Scan the following material for the string "的主要内容" and copy each line in which it appears.

[Extracted data entries]:
+ + + +

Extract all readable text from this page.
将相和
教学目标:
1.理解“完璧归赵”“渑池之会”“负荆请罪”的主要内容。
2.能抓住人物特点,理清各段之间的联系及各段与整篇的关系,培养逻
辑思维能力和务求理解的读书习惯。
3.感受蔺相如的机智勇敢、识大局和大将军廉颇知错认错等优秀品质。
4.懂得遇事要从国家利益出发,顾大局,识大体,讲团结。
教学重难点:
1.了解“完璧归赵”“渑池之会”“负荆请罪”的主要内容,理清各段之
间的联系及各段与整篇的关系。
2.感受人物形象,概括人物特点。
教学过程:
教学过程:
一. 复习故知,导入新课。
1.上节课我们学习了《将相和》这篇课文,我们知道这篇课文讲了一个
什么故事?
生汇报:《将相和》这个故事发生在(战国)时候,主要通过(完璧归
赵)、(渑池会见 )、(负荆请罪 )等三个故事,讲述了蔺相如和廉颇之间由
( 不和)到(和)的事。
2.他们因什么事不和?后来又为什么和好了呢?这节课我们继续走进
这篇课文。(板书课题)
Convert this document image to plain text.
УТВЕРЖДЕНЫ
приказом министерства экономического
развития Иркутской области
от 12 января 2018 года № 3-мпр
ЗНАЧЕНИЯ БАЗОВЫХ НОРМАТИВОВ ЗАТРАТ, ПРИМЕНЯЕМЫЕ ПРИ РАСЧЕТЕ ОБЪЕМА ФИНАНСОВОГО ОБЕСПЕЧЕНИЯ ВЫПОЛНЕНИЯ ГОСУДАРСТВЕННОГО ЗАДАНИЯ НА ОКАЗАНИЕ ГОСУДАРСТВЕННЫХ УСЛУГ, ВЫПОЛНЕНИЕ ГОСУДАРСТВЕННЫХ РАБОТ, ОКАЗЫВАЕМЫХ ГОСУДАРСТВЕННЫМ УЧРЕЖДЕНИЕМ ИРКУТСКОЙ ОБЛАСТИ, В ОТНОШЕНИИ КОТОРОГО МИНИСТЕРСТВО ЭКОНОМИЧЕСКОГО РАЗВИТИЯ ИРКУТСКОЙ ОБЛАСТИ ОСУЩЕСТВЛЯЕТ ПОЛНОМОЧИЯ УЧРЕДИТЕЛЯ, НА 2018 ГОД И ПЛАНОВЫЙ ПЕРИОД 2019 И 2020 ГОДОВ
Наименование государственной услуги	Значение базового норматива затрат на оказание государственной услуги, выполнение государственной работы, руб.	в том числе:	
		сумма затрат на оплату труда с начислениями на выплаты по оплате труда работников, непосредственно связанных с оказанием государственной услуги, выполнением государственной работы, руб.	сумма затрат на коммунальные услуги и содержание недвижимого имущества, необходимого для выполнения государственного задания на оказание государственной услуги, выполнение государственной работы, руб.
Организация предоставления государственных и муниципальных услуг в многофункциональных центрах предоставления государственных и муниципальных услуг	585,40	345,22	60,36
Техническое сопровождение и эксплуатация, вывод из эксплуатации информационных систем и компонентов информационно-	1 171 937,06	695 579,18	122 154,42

+ + + +

[FINAL ANSWER]:
1.理解“完璧归赵”“渑池之会”“负荆请罪”的主要内容。
1.了解“完璧归赵”“渑池之会”“负荆请罪”的主要内容,理清各段之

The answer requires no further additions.